-- begin Dataset records --
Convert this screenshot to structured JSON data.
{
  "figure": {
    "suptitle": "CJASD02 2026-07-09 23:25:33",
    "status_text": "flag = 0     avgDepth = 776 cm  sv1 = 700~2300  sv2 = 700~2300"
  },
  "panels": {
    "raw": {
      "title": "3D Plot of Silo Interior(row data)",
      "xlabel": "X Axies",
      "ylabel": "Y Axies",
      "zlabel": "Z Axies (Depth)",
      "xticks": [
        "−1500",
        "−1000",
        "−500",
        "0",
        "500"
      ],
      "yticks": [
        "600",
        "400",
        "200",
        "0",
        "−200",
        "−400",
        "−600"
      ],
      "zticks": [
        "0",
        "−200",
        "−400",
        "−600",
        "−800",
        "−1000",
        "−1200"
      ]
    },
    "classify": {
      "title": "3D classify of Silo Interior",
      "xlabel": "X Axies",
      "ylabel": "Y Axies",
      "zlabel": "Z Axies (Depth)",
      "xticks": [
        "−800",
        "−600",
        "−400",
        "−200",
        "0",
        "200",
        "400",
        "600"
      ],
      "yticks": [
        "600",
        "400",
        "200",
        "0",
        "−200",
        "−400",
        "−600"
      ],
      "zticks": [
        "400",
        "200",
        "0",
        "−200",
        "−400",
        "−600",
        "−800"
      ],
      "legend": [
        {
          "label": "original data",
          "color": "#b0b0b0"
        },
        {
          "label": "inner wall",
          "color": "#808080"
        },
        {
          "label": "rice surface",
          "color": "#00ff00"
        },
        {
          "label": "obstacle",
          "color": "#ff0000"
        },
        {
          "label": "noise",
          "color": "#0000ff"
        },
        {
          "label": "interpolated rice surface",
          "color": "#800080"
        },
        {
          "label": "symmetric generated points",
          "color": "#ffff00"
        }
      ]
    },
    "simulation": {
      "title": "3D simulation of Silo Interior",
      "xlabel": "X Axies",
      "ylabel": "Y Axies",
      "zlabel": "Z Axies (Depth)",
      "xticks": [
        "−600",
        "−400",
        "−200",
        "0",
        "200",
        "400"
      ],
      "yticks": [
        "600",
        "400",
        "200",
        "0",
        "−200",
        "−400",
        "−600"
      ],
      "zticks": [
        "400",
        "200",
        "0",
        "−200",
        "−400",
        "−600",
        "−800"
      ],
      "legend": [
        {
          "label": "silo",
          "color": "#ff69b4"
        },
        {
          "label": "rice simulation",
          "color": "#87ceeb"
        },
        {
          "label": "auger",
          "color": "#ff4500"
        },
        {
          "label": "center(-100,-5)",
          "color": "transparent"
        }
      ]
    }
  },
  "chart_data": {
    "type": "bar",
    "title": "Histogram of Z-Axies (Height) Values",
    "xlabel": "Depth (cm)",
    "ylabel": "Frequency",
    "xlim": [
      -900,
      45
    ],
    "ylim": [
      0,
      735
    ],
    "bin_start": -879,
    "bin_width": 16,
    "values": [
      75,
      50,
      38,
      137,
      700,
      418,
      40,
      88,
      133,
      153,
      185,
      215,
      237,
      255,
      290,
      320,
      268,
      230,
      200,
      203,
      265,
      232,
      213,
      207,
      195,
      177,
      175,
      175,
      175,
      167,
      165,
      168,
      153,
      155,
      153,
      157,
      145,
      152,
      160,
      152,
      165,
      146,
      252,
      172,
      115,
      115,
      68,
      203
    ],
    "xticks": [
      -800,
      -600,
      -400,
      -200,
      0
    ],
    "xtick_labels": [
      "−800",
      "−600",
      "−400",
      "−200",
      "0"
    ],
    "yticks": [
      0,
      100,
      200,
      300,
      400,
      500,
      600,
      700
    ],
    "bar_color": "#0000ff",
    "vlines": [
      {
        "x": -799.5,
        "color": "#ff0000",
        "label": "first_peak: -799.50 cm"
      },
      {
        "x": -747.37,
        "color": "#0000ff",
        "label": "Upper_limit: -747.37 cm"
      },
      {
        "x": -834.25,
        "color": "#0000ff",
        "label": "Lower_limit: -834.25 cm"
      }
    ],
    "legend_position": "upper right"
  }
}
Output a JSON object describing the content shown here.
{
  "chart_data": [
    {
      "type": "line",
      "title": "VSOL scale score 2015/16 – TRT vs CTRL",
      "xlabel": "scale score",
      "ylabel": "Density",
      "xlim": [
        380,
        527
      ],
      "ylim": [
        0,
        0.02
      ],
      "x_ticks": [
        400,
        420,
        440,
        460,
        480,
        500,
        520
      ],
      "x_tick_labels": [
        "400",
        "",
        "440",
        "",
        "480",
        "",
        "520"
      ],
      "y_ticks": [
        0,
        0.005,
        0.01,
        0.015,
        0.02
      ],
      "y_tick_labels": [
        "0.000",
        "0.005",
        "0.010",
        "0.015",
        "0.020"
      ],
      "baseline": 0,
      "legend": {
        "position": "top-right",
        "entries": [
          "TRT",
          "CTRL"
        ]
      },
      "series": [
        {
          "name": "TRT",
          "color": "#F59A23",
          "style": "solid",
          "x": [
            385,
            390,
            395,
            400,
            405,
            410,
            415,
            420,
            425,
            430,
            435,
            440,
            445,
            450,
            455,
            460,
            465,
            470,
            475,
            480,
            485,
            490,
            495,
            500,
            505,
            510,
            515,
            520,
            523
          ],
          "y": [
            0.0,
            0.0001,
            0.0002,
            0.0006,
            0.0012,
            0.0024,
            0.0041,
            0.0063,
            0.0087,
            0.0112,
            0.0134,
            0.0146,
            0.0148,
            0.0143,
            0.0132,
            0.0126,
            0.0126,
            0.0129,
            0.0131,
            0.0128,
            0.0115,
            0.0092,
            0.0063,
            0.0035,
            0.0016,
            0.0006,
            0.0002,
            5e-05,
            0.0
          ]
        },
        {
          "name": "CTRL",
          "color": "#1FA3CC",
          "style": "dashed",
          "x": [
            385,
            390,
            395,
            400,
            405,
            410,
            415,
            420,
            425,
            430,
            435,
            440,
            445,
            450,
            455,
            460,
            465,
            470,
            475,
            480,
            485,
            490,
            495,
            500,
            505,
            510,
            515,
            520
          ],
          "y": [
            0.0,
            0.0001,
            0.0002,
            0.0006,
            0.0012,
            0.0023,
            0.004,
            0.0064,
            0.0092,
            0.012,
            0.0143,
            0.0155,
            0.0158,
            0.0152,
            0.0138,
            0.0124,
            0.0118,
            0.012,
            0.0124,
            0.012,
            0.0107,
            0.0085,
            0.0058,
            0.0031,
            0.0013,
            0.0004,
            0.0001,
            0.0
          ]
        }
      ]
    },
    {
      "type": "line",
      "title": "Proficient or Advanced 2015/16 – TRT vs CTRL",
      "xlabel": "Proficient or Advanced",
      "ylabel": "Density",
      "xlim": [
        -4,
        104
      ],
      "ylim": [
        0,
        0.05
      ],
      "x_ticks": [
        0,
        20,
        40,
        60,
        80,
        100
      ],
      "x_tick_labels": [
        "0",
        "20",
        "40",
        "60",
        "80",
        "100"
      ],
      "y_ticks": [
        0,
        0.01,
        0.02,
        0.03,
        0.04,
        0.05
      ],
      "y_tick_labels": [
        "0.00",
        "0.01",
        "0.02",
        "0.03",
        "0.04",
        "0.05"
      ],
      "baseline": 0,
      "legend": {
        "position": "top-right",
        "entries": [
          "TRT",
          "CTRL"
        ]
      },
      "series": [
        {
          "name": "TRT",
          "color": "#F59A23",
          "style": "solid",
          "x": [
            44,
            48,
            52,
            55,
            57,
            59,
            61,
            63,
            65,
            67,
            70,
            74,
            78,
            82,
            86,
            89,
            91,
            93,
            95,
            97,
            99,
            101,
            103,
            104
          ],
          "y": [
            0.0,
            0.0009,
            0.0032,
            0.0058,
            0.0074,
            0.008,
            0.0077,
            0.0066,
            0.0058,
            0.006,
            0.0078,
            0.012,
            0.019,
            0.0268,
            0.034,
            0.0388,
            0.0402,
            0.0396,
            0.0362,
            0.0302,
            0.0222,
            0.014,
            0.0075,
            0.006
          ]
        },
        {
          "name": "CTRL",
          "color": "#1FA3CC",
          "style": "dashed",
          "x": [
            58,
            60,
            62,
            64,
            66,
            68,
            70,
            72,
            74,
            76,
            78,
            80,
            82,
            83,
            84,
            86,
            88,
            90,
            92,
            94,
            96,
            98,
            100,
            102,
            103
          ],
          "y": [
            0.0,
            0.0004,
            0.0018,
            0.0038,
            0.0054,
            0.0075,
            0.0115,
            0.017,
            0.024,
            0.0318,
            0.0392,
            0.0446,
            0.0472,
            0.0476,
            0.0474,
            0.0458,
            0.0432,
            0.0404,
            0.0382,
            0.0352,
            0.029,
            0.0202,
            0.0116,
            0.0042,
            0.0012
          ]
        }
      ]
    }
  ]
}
-- end Dataset records --
Pick out the lines containing the word "scale" and show them.

• **Solution to this problem**:
      "title": "VSOL scale score 2015/16 – TRT vs CTRL",
      "xlabel": "scale score",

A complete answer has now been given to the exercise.